* Start The records *
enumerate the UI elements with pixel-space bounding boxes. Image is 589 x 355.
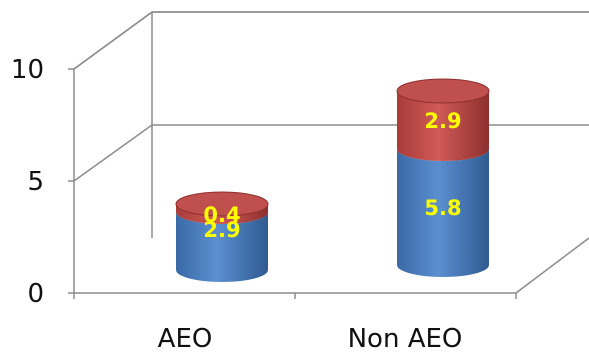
floor-right-edge	[515, 237, 589, 294]
bar-top-cap-non-aeo	[396, 78, 490, 104]
category-label-non-aeo: Non AEO	[348, 324, 463, 354]
bar-aeo-series-1	[176, 212, 268, 282]
data-label-aeo-series-1: 2.9	[203, 218, 240, 242]
gridline-side-1	[73, 124, 153, 182]
bar-non-aeo-series-2	[397, 91, 489, 161]
gridlines	[73, 11, 589, 182]
plot-frame	[73, 11, 589, 294]
y-tick-label-2: 10	[11, 55, 44, 85]
data-label-non-aeo-series-1: 5.8	[424, 196, 461, 220]
data-label-non-aeo-series-2: 2.9	[424, 109, 461, 133]
gridline-side-2	[73, 11, 153, 70]
axis-ticks: 0 5 10	[11, 55, 517, 309]
bar-aeo-series-2	[176, 204, 268, 224]
y-tick-label-1: 5	[27, 167, 44, 197]
bar-non-aeo-series-1	[397, 149, 489, 277]
bar-top-cap-aeo	[175, 191, 269, 217]
bars	[175, 78, 490, 282]
data-label-aeo-series-2: 0.4	[203, 203, 240, 227]
category-label-aeo: AEO	[158, 324, 213, 354]
y-tick-label-0: 0	[27, 279, 44, 309]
* End The records *
### Task description
Copy out every line of the material from the one containing "237, 589, 294]" down to the one containing "167, 44, 197]", both included, without changing anything.

### Reply to the exercise
floor-right-edge	[515, 237, 589, 294]
bar-top-cap-non-aeo	[396, 78, 490, 104]
category-label-non-aeo: Non AEO	[348, 324, 463, 354]
bar-aeo-series-1	[176, 212, 268, 282]
data-label-aeo-series-1: 2.9	[203, 218, 240, 242]
gridline-side-1	[73, 124, 153, 182]
bar-non-aeo-series-2	[397, 91, 489, 161]
gridlines	[73, 11, 589, 182]
plot-frame	[73, 11, 589, 294]
y-tick-label-2: 10	[11, 55, 44, 85]
data-label-non-aeo-series-1: 5.8	[424, 196, 461, 220]
data-label-non-aeo-series-2: 2.9	[424, 109, 461, 133]
gridline-side-2	[73, 11, 153, 70]
axis-ticks: 0 5 10	[11, 55, 517, 309]
bar-aeo-series-2	[176, 204, 268, 224]
y-tick-label-1: 5	[27, 167, 44, 197]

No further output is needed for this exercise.